### [Prompt A]
In the North Ockendon text, what year was Stubbers demolished?
### [Prompt B]
Continue the North Ockendon text from its last sentence.

### [Provided text]

In 1965, Hornchurch Urban District was abolished, and its former area, including North Ockendon, was transferred to Greater London and used to form the present-day London Borough of Havering. North Ockendon and Great Warley were to the east of the M25 motorway when it was constructed. In 1992, it was proposed that the part of Greater London to the east of the M25 should be transferred to Essex, with the Great Warley section north of the railway transferred to Brentwood and the North Ockendon section to the south transferred to Thurrock. The transfer of North Ockendon from London to Essex was strongly opposed, with Nicholas Bonsor MP stating that his constituents agreed it had "more affinity with Havering than with Thurrock". Following the review the Great Warley section was transferred to Essex, but the North Ockendon part was not, leaving it the only part of Greater London to be outside the M25 motorway.

North Ockendon is the location of Stubbers, a former stately home which was demolished in 1955, the grounds of which are now used as an activity centre.

==Notable residents ==
Elizabeth Kucinich, wife of the U.S. congressman and presidential candidate Dennis Kucinich, was born in North Ockendon in 1977.

==Demography==
North Ockendon lies within the Upminster ward of the borough of Havering. The 2011 census showed that the population was 96% white (92% British, 2% Other, 2% Irish). Indian, Chinese and Black African were 1% each.

==Geography==
To the east is a small area of fenland, which extends into Bulphan and the rest is clays and Thames alluvials. The land is very low-lying. The field boundaries are wholly rectilinear. In the far north, beyond the London, Tilbury and Southend line, it borders the villages of Great Warley, Little Warley and Childerditch in the borough of Brentwood. The settlements of West Horndon and Bulphan are to the east, and South Ockendon, to the south, is in the borough and unitary authority of Thurrock. It is the only significant settlement in Greater London which lies outside the M25 motorway.

The Church of St Mary Magdalene, North Ockendon has a probably re-used Norman nave door on the south side of the nave. Its tower was used in the first accurate measurement of the speed of sound, by the Reverend William Derham, Rector of Upminster. Gunshots were fired from the tower and the flash thereof was observed by telescope from the tower of the church of St Laurence, Upminster; then the time was recorded until the sound arrived, from which, with an accurate distance measurement, the speed could be calculated.

### [Dataset records]
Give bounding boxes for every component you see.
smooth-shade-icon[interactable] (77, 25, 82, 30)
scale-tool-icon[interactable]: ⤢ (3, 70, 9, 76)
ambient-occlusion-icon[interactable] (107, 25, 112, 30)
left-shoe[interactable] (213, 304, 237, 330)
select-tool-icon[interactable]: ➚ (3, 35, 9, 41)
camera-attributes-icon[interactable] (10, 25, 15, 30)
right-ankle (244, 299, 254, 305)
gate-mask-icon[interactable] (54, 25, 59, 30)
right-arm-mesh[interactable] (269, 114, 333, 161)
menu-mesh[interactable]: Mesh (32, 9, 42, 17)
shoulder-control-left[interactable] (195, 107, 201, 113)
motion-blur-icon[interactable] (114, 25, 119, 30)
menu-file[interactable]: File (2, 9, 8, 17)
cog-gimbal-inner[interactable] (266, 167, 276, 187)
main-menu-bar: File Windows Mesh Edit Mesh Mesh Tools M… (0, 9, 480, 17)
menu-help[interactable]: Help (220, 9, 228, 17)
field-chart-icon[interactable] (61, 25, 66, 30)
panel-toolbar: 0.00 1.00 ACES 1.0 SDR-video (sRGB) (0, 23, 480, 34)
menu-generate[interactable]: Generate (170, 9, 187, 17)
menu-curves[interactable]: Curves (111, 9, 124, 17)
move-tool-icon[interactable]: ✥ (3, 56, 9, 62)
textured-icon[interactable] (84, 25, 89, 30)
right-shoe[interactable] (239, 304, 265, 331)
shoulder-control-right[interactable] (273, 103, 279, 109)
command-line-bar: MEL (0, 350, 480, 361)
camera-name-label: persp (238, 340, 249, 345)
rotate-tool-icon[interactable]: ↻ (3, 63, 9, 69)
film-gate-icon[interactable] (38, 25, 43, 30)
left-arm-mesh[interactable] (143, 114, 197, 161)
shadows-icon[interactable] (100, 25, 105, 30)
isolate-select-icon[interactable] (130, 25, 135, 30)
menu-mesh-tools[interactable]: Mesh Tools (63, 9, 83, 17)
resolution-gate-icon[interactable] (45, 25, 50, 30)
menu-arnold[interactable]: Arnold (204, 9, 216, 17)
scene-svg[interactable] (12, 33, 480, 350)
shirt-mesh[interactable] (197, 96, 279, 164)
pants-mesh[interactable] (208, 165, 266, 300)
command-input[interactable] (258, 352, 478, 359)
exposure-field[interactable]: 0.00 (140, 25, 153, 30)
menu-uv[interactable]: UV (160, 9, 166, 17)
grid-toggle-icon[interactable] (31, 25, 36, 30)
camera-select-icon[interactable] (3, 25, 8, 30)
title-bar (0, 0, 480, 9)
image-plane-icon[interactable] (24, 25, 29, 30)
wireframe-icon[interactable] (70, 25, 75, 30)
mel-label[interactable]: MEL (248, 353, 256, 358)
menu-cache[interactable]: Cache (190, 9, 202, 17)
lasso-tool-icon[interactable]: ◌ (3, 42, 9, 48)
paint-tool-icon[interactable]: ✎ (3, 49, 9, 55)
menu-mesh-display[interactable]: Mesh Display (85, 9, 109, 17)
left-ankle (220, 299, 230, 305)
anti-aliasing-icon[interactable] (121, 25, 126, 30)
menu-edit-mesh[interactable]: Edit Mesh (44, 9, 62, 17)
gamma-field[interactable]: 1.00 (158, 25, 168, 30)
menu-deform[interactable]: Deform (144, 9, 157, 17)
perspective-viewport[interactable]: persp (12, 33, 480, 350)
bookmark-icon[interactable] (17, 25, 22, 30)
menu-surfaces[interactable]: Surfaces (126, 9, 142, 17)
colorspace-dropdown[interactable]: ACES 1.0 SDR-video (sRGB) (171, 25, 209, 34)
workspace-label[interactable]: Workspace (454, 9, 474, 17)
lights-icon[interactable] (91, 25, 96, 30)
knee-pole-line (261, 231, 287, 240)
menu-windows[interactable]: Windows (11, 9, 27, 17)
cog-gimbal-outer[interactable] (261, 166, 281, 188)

### [Reply A]
1955

### [Reply B]
==Economy==
===Proposed data centre===
North Ockendon is the proposed location of the 175-hectare London Data Freeport data centre. As of October 2023, Havering Council was considering granting permission through a local development order.

==Transport==
The nearest railway stations are at Ockendon and Upminster.
London bus route 370 directly links the area with Upminster and Romford, as well as Lakeside Shopping Centre. Essex commercial route 269 operated by NIBSbuses directly links the area with Brentwood, specifically the town centre as well as Becket Keys Church of England School on the two schoolday journeys it operates Monday to Friday, and Warley, Great Warley, Ockendon, Stifford and Grays, although this service only operates five times a day Monday to Friday and four times on a Saturday with special fares that are not part of the TfL fare system.

Ensignbus routes X21, X31 and X81 used to serve North Ockendon on their way to Brentwood, Lakeside Shopping Centre, Shenfield and Ongar. However, these services were all withdrawn in favour of a new service called the X90 operating between Brentwood and Lakeside Shopping Centre on February 18, 2019. However, route X90 did not last long as the service was withdrawn on June 15, 2019, due to an unviable amount of passengers as at the time the Elizabeth line was not fully open, with the intended replacement being the already existing commercial 269 service.

The least frequent regular bus route in London which was route 347 served North Ockendon from November 6, 2004, to January 18, 2025, linking the area with Romford, Harold Wood, Upminster, Cranham, Gallows Corner and Ockendon. The route was withdrawn due to being "one of the least used bus routes" in all of Greater London excluding mobility routes and school services.